(Data records)

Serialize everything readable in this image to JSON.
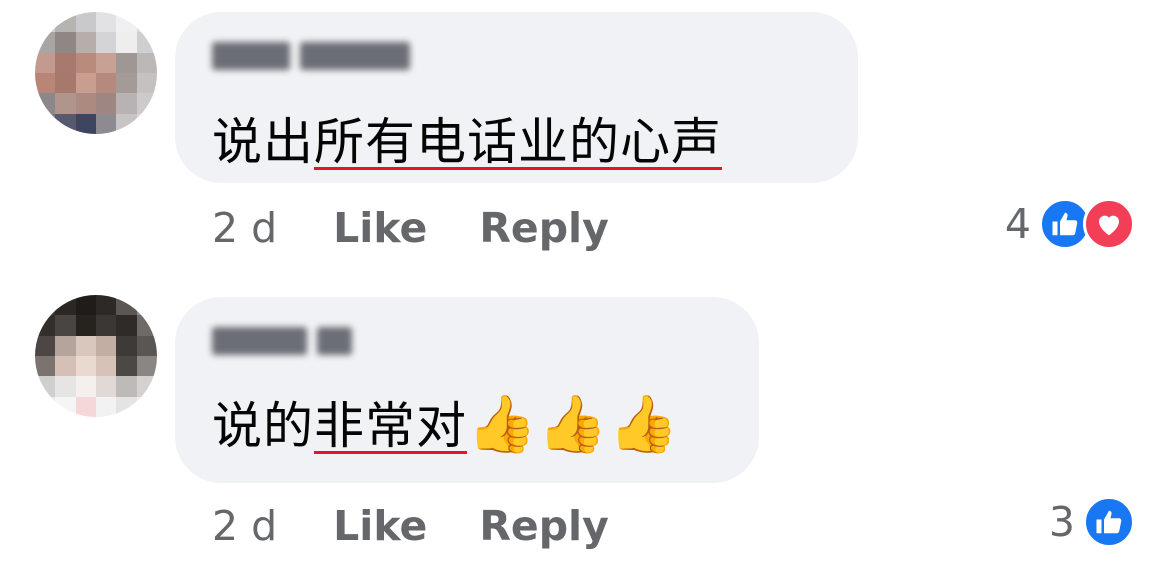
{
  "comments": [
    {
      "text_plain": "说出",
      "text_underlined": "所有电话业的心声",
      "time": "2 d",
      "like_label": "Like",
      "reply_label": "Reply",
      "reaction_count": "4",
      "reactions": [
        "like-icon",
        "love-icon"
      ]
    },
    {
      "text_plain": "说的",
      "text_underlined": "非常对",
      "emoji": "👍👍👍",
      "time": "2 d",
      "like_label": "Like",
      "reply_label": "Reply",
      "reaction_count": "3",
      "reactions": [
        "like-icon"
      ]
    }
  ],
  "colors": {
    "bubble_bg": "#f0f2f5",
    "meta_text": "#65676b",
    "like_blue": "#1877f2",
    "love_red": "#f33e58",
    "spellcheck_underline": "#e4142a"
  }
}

What the task asks →
Copy out the whole listing exactly, and don't carry over any pictures.

Response to the exercise →
Serialize everything readable in this image to JSON.
{
  "comments": [
    {
      "text_plain": "说出",
      "text_underlined": "所有电话业的心声",
      "time": "2 d",
      "like_label": "Like",
      "reply_label": "Reply",
      "reaction_count": "4",
      "reactions": [
        "like-icon",
        "love-icon"
      ]
    },
    {
      "text_plain": "说的",
      "text_underlined": "非常对",
      "emoji": "👍👍👍",
      "time": "2 d",
      "like_label": "Like",
      "reply_label": "Reply",
      "reaction_count": "3",
      "reactions": [
        "like-icon"
      ]
    }
  ],
  "colors": {
    "bubble_bg": "#f0f2f5",
    "meta_text": "#65676b",
    "like_blue": "#1877f2",
    "love_red": "#f33e58",
    "spellcheck_underline": "#e4142a"
  }
}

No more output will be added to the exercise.